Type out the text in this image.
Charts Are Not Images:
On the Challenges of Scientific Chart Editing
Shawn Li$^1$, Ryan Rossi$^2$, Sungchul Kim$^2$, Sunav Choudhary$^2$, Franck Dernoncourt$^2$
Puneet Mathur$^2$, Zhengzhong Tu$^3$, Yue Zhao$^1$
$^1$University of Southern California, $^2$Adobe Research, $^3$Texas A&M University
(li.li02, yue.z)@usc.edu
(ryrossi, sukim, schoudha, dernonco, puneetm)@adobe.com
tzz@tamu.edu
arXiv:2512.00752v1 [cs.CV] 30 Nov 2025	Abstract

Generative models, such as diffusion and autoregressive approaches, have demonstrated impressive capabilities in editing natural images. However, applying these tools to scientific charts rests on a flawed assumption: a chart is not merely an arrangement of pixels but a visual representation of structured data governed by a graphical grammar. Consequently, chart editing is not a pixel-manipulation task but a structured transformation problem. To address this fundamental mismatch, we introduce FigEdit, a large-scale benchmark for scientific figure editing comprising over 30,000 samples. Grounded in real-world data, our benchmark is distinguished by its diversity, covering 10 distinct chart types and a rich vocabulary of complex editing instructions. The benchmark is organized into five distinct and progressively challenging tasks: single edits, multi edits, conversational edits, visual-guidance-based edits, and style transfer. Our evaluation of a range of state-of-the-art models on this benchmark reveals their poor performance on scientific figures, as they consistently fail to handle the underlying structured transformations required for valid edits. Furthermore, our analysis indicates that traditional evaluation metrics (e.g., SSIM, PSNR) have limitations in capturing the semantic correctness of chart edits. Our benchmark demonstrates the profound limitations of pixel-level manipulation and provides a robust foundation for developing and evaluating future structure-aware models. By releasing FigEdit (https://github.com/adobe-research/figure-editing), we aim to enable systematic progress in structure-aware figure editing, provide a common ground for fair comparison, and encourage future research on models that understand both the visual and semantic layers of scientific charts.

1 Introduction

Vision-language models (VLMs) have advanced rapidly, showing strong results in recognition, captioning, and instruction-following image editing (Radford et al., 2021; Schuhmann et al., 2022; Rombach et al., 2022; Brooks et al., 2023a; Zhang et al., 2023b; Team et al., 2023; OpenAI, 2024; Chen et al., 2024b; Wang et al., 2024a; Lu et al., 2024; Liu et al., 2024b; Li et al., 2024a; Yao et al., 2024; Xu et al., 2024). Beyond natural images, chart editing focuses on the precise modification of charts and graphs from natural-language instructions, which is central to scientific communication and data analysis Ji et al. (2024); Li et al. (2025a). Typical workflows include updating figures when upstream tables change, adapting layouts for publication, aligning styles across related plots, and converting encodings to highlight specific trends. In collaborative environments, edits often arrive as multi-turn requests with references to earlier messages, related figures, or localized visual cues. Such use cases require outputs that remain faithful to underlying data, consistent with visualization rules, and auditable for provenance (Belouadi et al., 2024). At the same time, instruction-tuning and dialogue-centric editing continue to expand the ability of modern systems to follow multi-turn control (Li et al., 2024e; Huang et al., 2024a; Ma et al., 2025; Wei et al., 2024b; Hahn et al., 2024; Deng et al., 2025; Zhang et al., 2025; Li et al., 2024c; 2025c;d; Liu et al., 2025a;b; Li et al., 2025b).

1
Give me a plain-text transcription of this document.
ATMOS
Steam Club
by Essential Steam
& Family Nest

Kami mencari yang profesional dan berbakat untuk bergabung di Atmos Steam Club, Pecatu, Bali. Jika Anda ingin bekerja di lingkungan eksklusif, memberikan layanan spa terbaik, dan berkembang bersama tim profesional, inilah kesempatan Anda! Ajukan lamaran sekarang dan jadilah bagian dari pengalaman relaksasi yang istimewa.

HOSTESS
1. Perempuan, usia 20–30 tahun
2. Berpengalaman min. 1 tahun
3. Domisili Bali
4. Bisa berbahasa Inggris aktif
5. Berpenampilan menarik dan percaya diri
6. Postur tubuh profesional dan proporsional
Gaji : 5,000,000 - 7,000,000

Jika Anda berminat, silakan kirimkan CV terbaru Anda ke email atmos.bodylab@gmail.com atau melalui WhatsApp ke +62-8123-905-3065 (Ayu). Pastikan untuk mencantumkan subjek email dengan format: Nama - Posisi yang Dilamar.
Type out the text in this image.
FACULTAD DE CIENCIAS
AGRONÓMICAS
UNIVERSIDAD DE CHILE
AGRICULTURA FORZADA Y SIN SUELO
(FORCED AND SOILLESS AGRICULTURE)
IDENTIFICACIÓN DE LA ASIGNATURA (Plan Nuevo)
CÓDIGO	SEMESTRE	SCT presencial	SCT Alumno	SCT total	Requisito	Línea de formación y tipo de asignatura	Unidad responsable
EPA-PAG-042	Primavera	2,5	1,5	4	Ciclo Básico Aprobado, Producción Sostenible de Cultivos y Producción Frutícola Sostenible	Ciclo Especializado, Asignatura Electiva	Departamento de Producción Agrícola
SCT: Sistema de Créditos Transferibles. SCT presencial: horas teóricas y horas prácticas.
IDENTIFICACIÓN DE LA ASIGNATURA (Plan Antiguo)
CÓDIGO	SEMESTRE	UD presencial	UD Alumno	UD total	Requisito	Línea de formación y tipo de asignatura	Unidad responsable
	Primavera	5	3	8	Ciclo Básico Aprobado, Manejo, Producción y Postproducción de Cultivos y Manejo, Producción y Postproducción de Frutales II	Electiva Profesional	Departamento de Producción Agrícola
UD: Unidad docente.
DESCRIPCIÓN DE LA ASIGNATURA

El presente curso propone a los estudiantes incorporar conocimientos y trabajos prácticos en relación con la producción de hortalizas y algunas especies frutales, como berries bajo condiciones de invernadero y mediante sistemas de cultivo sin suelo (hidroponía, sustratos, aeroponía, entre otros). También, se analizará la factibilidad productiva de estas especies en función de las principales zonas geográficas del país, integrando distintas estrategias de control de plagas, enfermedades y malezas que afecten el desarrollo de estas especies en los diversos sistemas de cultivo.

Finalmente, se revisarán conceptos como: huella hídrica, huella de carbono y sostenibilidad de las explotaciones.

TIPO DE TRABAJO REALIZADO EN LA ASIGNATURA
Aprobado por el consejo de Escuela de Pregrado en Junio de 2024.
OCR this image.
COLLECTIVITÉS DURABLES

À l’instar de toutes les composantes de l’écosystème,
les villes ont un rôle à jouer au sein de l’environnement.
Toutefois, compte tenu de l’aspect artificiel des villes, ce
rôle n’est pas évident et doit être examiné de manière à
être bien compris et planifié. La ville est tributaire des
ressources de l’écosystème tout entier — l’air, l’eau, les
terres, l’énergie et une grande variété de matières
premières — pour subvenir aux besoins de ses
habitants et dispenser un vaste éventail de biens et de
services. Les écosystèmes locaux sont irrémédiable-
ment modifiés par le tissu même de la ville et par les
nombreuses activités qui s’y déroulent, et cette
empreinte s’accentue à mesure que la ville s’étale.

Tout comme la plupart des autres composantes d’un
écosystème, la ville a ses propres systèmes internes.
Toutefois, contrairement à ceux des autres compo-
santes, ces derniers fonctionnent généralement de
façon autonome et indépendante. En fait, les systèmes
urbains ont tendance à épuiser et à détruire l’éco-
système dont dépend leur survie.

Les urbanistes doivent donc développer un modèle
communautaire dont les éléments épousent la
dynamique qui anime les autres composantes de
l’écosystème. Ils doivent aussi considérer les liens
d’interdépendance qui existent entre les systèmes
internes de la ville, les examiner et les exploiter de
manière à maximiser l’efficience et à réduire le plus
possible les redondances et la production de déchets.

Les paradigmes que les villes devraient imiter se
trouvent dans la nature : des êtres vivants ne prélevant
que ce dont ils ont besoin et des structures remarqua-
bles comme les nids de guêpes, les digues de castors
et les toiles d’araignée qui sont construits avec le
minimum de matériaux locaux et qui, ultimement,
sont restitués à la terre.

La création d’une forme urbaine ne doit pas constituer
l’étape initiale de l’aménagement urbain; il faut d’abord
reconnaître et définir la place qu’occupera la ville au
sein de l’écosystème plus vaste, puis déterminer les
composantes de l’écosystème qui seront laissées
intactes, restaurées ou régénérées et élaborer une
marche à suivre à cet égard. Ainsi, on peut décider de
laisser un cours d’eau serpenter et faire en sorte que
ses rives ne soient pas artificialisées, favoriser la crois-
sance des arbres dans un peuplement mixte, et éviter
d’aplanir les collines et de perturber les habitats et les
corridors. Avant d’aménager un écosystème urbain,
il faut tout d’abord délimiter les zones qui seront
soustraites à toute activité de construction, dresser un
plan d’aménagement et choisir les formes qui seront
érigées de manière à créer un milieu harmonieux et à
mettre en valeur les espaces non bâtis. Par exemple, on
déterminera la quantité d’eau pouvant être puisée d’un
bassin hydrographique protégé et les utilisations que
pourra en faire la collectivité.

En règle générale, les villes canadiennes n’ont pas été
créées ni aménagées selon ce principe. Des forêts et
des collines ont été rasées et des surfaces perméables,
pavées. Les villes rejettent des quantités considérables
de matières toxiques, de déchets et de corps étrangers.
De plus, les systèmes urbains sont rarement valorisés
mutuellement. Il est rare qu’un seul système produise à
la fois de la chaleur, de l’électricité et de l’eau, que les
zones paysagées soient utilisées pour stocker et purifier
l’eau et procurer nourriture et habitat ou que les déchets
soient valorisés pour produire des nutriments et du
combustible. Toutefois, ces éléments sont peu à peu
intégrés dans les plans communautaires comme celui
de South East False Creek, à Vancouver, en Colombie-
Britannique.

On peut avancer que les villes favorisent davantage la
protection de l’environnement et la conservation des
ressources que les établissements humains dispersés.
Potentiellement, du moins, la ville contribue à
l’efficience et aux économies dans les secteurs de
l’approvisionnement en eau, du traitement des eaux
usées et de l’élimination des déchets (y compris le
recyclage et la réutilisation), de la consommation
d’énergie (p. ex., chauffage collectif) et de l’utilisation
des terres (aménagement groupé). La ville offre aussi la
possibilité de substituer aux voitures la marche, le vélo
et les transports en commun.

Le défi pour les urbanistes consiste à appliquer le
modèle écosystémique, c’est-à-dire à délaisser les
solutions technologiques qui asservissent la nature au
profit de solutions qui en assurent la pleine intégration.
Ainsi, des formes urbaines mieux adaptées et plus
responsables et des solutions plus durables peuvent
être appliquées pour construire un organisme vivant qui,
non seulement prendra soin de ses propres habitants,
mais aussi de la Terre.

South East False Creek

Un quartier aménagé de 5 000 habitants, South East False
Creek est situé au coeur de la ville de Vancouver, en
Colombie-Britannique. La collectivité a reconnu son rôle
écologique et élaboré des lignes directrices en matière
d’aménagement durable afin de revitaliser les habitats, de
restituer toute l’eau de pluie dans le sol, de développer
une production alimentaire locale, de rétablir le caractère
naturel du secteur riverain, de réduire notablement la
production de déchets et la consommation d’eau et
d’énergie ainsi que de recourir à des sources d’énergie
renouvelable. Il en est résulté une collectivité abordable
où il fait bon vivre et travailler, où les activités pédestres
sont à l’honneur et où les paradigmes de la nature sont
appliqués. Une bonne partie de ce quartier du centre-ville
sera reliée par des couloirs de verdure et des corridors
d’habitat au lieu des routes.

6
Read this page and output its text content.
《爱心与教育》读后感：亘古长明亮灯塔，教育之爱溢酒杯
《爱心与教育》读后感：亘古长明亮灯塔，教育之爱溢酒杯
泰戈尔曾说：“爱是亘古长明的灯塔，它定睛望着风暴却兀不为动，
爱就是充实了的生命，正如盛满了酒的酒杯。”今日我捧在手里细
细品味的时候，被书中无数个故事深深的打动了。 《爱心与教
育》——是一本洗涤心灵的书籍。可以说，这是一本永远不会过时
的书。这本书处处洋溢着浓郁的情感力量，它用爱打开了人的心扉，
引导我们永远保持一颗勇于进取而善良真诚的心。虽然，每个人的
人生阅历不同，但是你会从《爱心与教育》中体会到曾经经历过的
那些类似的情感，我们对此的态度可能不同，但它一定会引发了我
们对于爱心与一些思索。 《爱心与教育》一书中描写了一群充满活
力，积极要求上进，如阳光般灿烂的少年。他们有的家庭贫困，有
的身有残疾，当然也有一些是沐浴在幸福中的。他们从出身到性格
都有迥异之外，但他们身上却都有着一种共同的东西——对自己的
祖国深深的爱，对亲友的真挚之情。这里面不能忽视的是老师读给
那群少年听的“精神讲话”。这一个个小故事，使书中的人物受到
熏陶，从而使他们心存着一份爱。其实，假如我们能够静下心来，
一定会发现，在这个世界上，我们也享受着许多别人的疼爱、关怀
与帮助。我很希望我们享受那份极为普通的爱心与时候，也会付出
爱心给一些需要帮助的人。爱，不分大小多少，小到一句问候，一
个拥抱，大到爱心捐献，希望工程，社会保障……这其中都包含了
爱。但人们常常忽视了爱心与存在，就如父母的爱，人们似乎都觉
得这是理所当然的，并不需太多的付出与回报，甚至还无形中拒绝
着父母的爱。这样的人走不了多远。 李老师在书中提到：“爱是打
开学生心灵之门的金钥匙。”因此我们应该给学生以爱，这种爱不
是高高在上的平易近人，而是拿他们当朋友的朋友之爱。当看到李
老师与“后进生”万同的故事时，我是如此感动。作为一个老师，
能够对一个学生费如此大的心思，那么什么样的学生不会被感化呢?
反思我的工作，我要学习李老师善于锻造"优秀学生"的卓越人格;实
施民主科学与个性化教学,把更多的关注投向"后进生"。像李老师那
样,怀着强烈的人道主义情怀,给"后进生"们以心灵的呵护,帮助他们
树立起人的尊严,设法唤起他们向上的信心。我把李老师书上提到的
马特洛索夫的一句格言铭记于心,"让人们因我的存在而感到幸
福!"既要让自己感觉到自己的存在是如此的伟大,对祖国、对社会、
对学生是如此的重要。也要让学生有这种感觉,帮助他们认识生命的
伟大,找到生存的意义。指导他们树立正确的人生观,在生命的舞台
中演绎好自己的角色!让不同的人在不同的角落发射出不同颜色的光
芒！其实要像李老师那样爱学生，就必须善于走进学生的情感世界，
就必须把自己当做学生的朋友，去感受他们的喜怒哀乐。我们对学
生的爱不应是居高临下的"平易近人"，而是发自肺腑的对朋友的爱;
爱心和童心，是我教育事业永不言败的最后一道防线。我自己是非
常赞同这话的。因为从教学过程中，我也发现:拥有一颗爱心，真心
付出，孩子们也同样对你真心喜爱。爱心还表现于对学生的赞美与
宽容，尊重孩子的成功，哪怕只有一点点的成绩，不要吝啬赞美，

※

_Task instructions_
Identify every line above with the string "quartier" in it. Copy those lines.

_Task solution_
Un quartier aménagé de 5 000 habitants, South East False
appliqués. Une bonne partie de ce quartier du centre-ville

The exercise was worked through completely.